• What is required
Locate each line of the material that contains "name", then return it.

## START Provided records

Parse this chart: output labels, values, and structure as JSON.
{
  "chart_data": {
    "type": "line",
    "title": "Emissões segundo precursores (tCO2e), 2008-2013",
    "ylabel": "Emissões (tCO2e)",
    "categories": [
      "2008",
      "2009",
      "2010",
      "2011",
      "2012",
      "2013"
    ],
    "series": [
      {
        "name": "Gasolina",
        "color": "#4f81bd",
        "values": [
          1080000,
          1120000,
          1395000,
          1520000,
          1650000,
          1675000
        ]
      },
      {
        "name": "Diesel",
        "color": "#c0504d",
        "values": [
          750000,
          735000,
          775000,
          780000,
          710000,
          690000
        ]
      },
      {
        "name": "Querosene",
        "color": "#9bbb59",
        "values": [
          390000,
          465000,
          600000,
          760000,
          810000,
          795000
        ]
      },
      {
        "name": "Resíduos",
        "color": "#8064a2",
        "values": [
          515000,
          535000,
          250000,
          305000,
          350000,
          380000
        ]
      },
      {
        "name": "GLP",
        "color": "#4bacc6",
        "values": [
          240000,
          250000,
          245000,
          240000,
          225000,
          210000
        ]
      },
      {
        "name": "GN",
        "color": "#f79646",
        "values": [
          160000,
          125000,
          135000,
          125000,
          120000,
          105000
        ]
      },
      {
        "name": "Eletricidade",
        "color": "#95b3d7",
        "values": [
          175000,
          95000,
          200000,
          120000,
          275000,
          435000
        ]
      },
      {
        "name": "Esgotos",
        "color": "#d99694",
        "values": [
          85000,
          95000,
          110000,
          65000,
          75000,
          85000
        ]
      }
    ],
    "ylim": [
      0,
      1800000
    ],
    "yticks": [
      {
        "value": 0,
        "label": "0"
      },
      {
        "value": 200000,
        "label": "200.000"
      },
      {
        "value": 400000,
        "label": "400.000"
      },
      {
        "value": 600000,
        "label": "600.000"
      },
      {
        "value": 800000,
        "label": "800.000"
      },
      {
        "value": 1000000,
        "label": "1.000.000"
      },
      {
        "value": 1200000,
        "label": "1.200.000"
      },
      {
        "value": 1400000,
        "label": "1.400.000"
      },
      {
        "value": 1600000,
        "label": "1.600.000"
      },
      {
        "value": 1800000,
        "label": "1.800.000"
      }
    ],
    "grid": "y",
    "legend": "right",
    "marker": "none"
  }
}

## END Provided records

• Completed task
        "name": "Gasolina",
        "name": "Diesel",
        "name": "Querosene",
        "name": "Resíduos",
        "name": "GLP",
        "name": "GN",
        "name": "Eletricidade",
        "name": "Esgotos",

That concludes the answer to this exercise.